Return every line of the material exactly.

-- start Records for the exercise --

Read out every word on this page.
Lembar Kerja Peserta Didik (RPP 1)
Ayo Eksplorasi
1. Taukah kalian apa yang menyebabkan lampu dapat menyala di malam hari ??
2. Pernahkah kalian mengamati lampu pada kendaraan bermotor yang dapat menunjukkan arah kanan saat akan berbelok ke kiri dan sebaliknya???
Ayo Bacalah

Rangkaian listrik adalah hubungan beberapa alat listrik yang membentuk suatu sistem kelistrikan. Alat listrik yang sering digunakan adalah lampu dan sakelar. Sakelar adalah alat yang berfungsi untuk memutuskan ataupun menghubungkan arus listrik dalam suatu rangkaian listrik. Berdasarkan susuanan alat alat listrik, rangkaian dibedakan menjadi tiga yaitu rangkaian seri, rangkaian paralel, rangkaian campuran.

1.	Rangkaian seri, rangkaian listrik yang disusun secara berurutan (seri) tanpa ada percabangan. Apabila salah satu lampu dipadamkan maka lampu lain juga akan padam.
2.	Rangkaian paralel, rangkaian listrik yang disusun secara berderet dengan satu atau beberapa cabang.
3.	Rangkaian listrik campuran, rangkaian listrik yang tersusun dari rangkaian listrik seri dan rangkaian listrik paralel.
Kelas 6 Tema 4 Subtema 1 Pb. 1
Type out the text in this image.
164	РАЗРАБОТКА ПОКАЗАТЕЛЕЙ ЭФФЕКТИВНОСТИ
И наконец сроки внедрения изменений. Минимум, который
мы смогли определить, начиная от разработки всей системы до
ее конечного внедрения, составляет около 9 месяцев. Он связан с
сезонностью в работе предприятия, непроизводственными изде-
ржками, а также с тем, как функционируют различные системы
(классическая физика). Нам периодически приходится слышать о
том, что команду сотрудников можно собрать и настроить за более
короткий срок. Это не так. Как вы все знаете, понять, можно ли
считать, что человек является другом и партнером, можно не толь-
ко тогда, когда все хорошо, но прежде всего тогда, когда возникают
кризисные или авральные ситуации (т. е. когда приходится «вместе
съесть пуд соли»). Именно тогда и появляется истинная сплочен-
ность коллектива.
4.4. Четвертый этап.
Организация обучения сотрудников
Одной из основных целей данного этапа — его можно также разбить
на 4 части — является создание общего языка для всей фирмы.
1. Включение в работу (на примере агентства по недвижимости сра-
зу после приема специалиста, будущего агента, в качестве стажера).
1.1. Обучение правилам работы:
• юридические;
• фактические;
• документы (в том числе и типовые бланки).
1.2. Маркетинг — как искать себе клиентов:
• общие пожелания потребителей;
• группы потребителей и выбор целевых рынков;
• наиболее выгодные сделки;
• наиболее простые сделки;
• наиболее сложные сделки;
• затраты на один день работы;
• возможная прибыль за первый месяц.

-- end Records for the exercise --

## [Solution]
Read out every word on this page.
Lembar Kerja Peserta Didik (RPP 1)
Ayo Eksplorasi
1. Taukah kalian apa yang menyebabkan lampu dapat menyala di malam hari ??
2. Pernahkah kalian mengamati lampu pada kendaraan bermotor yang dapat menunjukkan arah kanan saat akan berbelok ke kiri dan sebaliknya???
Ayo Bacalah

Rangkaian listrik adalah hubungan beberapa alat listrik yang membentuk suatu sistem kelistrikan. Alat listrik yang sering digunakan adalah lampu dan sakelar. Sakelar adalah alat yang berfungsi untuk memutuskan ataupun menghubungkan arus listrik dalam suatu rangkaian listrik. Berdasarkan susuanan alat alat listrik, rangkaian dibedakan menjadi tiga yaitu rangkaian seri, rangkaian paralel, rangkaian campuran.

1.	Rangkaian seri, rangkaian listrik yang disusun secara berurutan (seri) tanpa ada percabangan. Apabila salah satu lampu dipadamkan maka lampu lain juga akan padam.
2.	Rangkaian paralel, rangkaian listrik yang disusun secara berderet dengan satu atau beberapa cabang.
3.	Rangkaian listrik campuran, rangkaian listrik yang tersusun dari rangkaian listrik seri dan rangkaian listrik paralel.
Kelas 6 Tema 4 Subtema 1 Pb. 1
Type out the text in this image.
164	РАЗРАБОТКА ПОКАЗАТЕЛЕЙ ЭФФЕКТИВНОСТИ
И наконец сроки внедрения изменений. Минимум, который
мы смогли определить, начиная от разработки всей системы до
ее конечного внедрения, составляет около 9 месяцев. Он связан с
сезонностью в работе предприятия, непроизводственными изде-
ржками, а также с тем, как функционируют различные системы
(классическая физика). Нам периодически приходится слышать о
том, что команду сотрудников можно собрать и настроить за более
короткий срок. Это не так. Как вы все знаете, понять, можно ли
считать, что человек является другом и партнером, можно не толь-
ко тогда, когда все хорошо, но прежде всего тогда, когда возникают
кризисные или авральные ситуации (т. е. когда приходится «вместе
съесть пуд соли»). Именно тогда и появляется истинная сплочен-
ность коллектива.
4.4. Четвертый этап.
Организация обучения сотрудников
Одной из основных целей данного этапа — его можно также разбить
на 4 части — является создание общего языка для всей фирмы.
1. Включение в работу (на примере агентства по недвижимости сра-
зу после приема специалиста, будущего агента, в качестве стажера).
1.1. Обучение правилам работы:
• юридические;
• фактические;
• документы (в том числе и типовые бланки).
1.2. Маркетинг — как искать себе клиентов:
• общие пожелания потребителей;
• группы потребителей и выбор целевых рынков;
• наиболее выгодные сделки;
• наиболее простые сделки;
• наиболее сложные сделки;
• затраты на один день работы;
• возможная прибыль за первый месяц.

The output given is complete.